◆ **The problem**
Identify every line containing the word "date" and reproduce each one.

◆ **Given information**
# # # # # # #
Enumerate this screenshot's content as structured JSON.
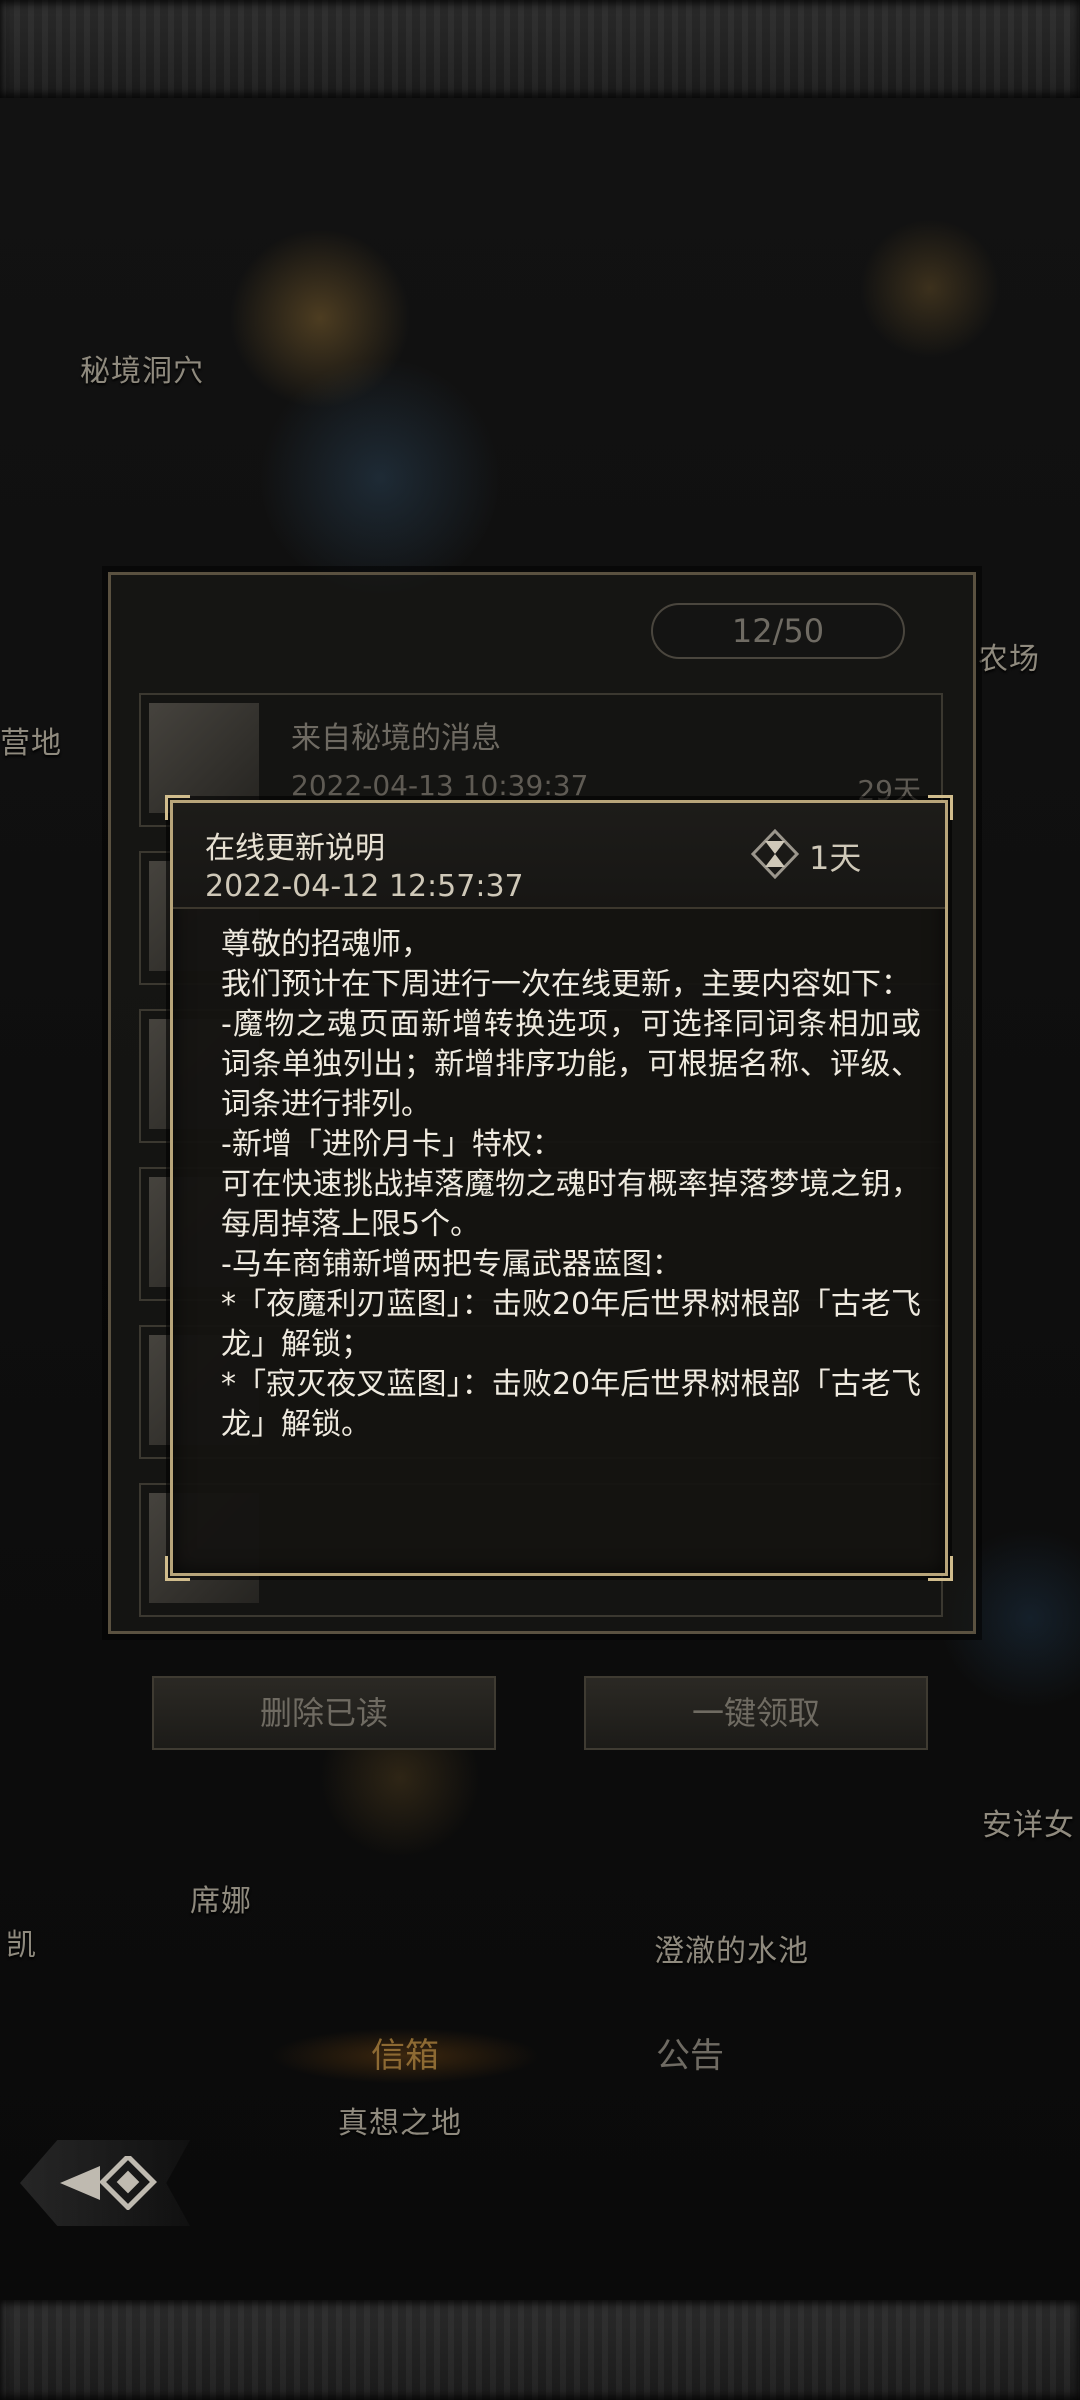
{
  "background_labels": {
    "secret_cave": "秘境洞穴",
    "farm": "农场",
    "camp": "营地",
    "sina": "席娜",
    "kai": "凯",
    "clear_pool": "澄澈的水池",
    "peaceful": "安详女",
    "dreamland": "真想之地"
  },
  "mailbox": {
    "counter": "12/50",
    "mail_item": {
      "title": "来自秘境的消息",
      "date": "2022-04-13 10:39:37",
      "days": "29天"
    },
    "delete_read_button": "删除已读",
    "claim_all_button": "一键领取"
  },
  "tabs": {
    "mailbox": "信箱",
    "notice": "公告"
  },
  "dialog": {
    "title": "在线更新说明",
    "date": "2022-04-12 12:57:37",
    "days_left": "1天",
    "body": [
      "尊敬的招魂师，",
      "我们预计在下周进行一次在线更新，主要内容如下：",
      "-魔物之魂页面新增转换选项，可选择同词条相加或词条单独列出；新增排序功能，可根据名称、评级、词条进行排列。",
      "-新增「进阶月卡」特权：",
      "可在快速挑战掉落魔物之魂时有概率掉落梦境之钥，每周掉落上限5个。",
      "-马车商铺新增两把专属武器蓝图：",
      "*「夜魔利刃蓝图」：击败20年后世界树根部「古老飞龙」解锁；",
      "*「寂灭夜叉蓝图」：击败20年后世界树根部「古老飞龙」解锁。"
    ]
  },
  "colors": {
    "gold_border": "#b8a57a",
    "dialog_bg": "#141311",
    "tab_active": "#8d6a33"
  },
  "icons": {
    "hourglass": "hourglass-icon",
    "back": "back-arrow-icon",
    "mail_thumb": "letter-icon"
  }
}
# # # # # # #
◆ **The response**
      "date": "2022-04-13 10:39:37",
    "date": "2022-04-12 12:57:37",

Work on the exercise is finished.